▼▼▼
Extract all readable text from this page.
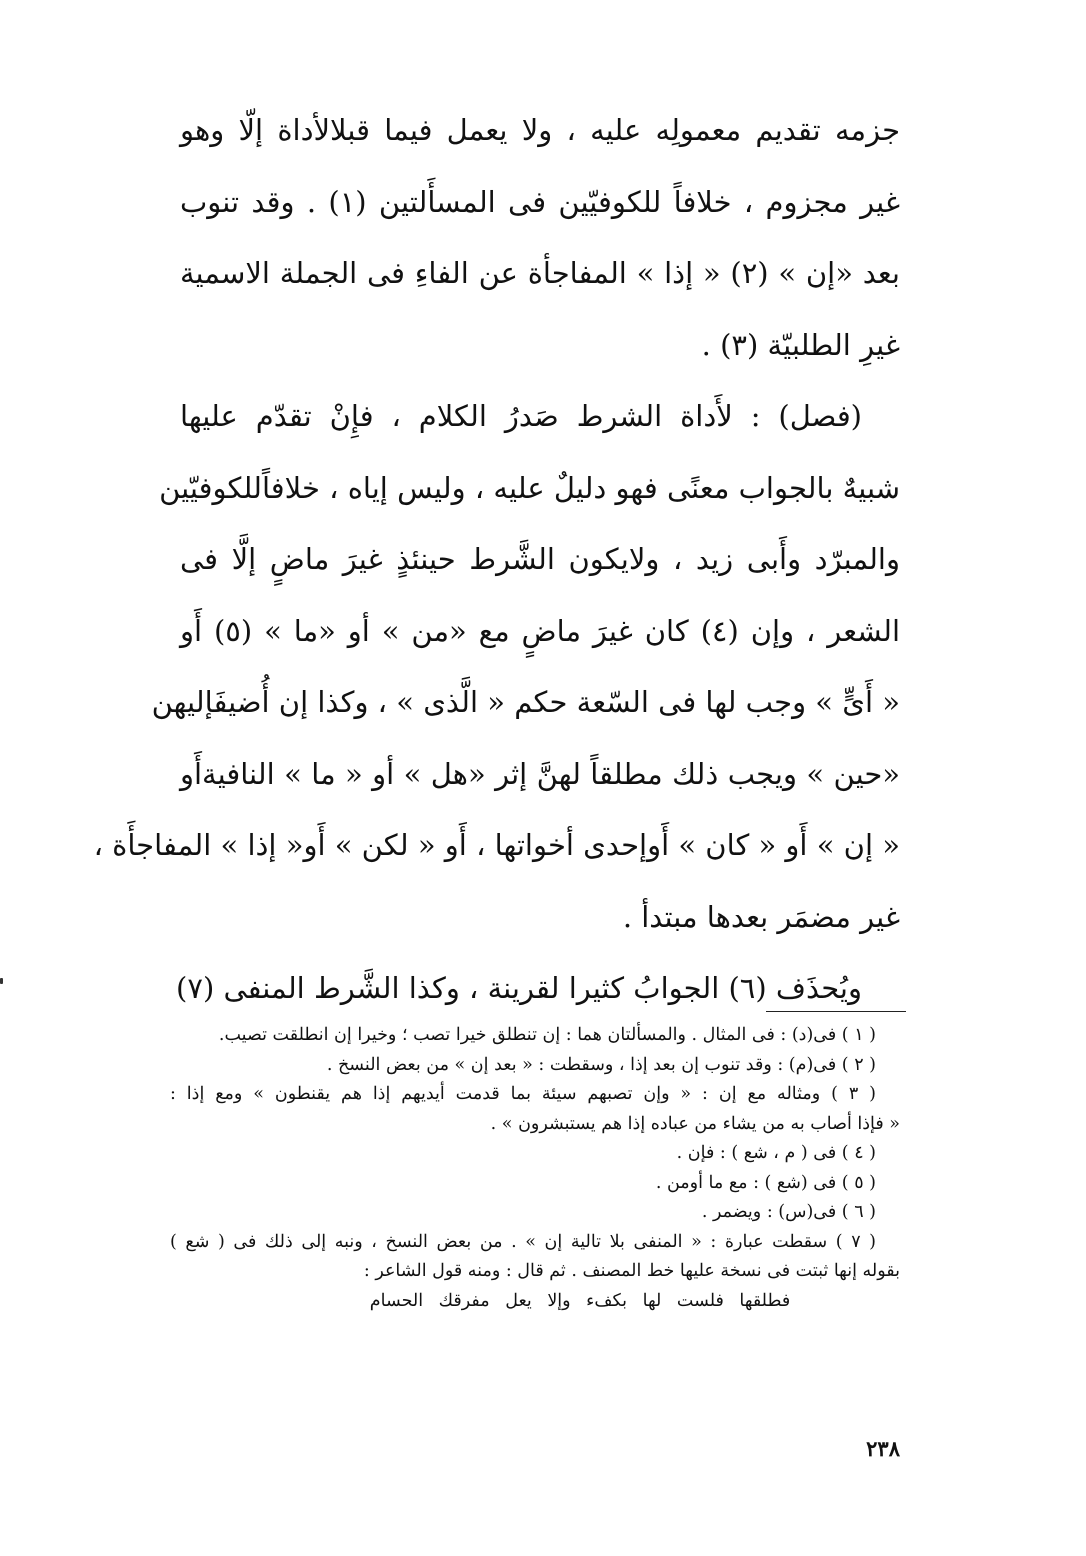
جزمه تقديم معمولِه عليه ، ولا يعمل فيما قبلالأداة إلّا وهو
غير مجزوم ، خلافاً للكوفيّين فى المسأَلتين (١) . وقد تنوب
بعد «إن » (٢) « إذا » المفاجأة عن الفاءِ فى الجملة الاسمية
غيرِ الطلبيّة (٣) .
(فصل) : لأَداة الشرط صَدرُ الكلام ، فإِنْ تقدّم عليها
شبيهٌ بالجواب معنًى فهو دليلٌ عليه ، وليس إياه ، خلافاًللكوفيّين
والمبرّد وأَبى زيد ، ولايكون الشَّرط حينئذٍ غيرَ ماضٍ إلَّا فى
الشعر ، وإن (٤) كان غيرَ ماضٍ مع «من » أو «ما » (٥) أَو
« أَىٍّ » وجب لها فى السّعة حكم « الَّذى » ، وكذا إن أُضيفَإليهن
«حين » ويجب ذلك مطلقاً لهنَّ إثر «هل » أو « ما » النافيةأَو
« إن » أَو « كان » أَوإحدى أخواتها ، أَو « لكن » أَو« إذا » المفاجأَة ،
غير مضمَر بعدها مبتدأ .
ويُحذَف (٦) الجوابُ كثيرا لقرينة ، وكذا الشَّرط المنفى (٧)
( ١ ) فى(د) : فى المثال . والمسألتان هما : إن تنطلق خيرا تصب ؛ وخيرا إن انطلقت تصيب.
( ٢ ) فى(م) : وقد تنوب إن بعد إذا ، وسقطت : « بعد إن » من بعض النسخ .
( ٣ ) ومثاله مع إن : « وإن تصبهم سيئة بما قدمت أيديهم إذا هم يقنطون » ومع إذا :
« فإذا أصاب به من يشاء من عباده إذا هم يستبشرون » .
( ٤ ) فى ( م ، شع ) : فإن .
( ٥ ) فى (شع ) : مع ما أومن .
( ٦ ) فى(س) : ويضمر .
( ٧ ) سقطت عبارة : « المنفى بلا تالية إن » . من بعض النسخ ، ونبه إلى ذلك فى ( شع )
بقوله إنها ثبتت فى نسخة عليها خط المصنف . ثم قال : ومنه قول الشاعر :
فطلقها فلست لها بكفء وإلا يعل مفرقك الحسام
٢٣٨
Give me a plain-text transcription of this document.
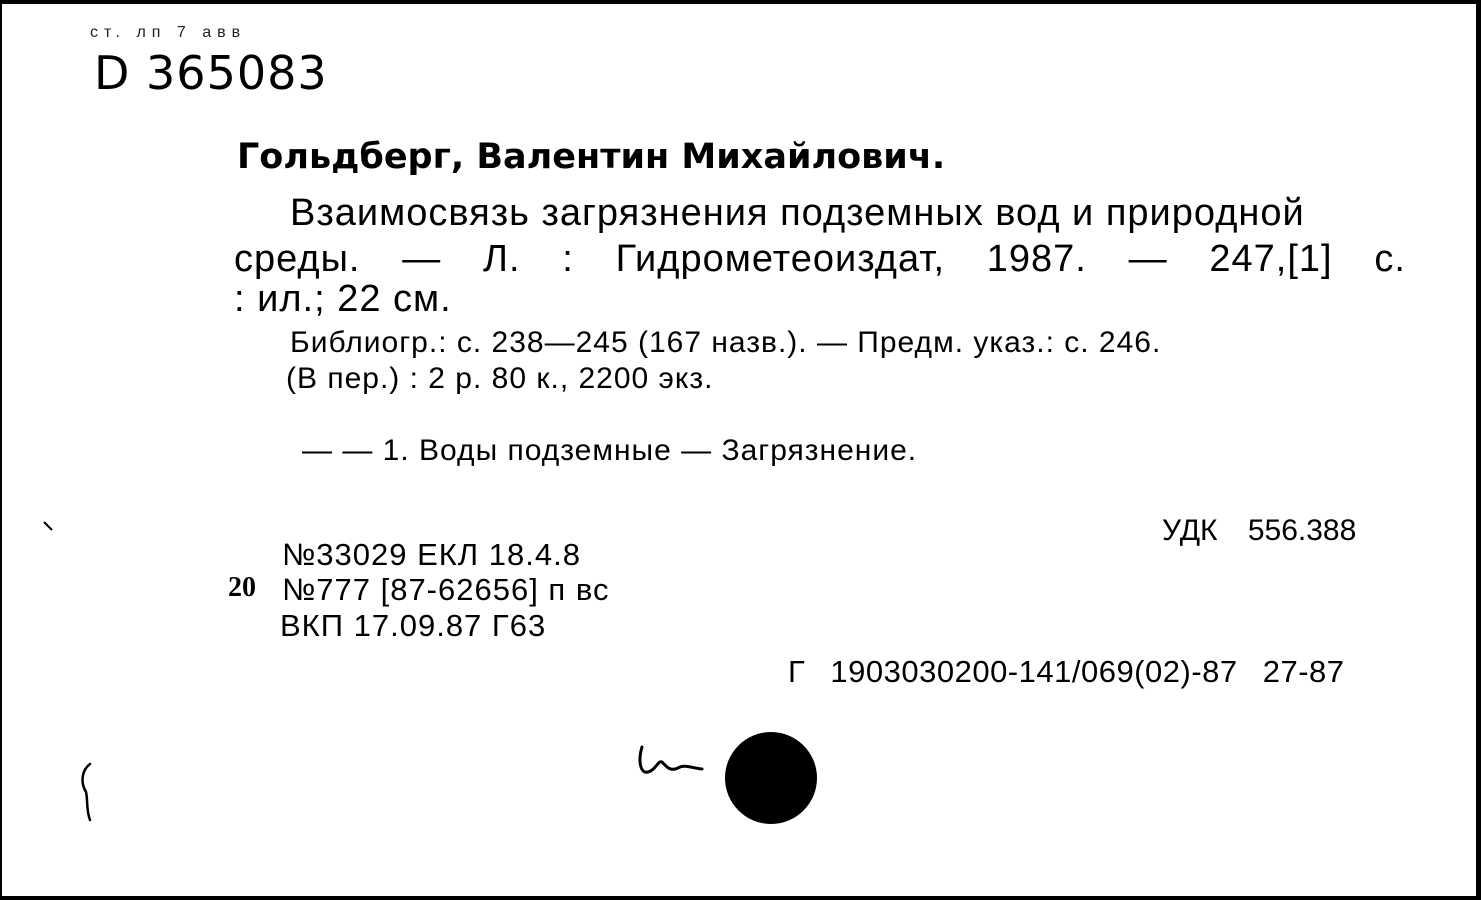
ст. лп 7 авв
D 365083
Гольдберг, Валентин Михайлович.
Взаимосвязь загрязнения подземных вод и природной
среды. — Л. : Гидрометеоиздат, 1987. — 247,[1] с.
: ил.; 22 см.
Библиогр.: с. 238—245 (167 назв.). — Предм. указ.: с. 246.
(В пер.) : 2 р. 80 к., 2200 экз.
— — 1. Воды подземные — Загрязнение.
УДК 556.388
№33029 ЕКЛ 18.4.8
20 №777 [87-62656] п вс
ВКП 17.09.87 Г63
Г 1903030200-141/069(02)-87 27-87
▲▲▲
* **THE PROBLEM**
Show every line from the entries above in which the word "للكوفي" appears.

* **OUTPUT**
غير مجزوم ، خلافاً للكوفيّين فى المسأَلتين (١) . وقد تنوب
شبيهٌ بالجواب معنًى فهو دليلٌ عليه ، وليس إياه ، خلافاًللكوفيّين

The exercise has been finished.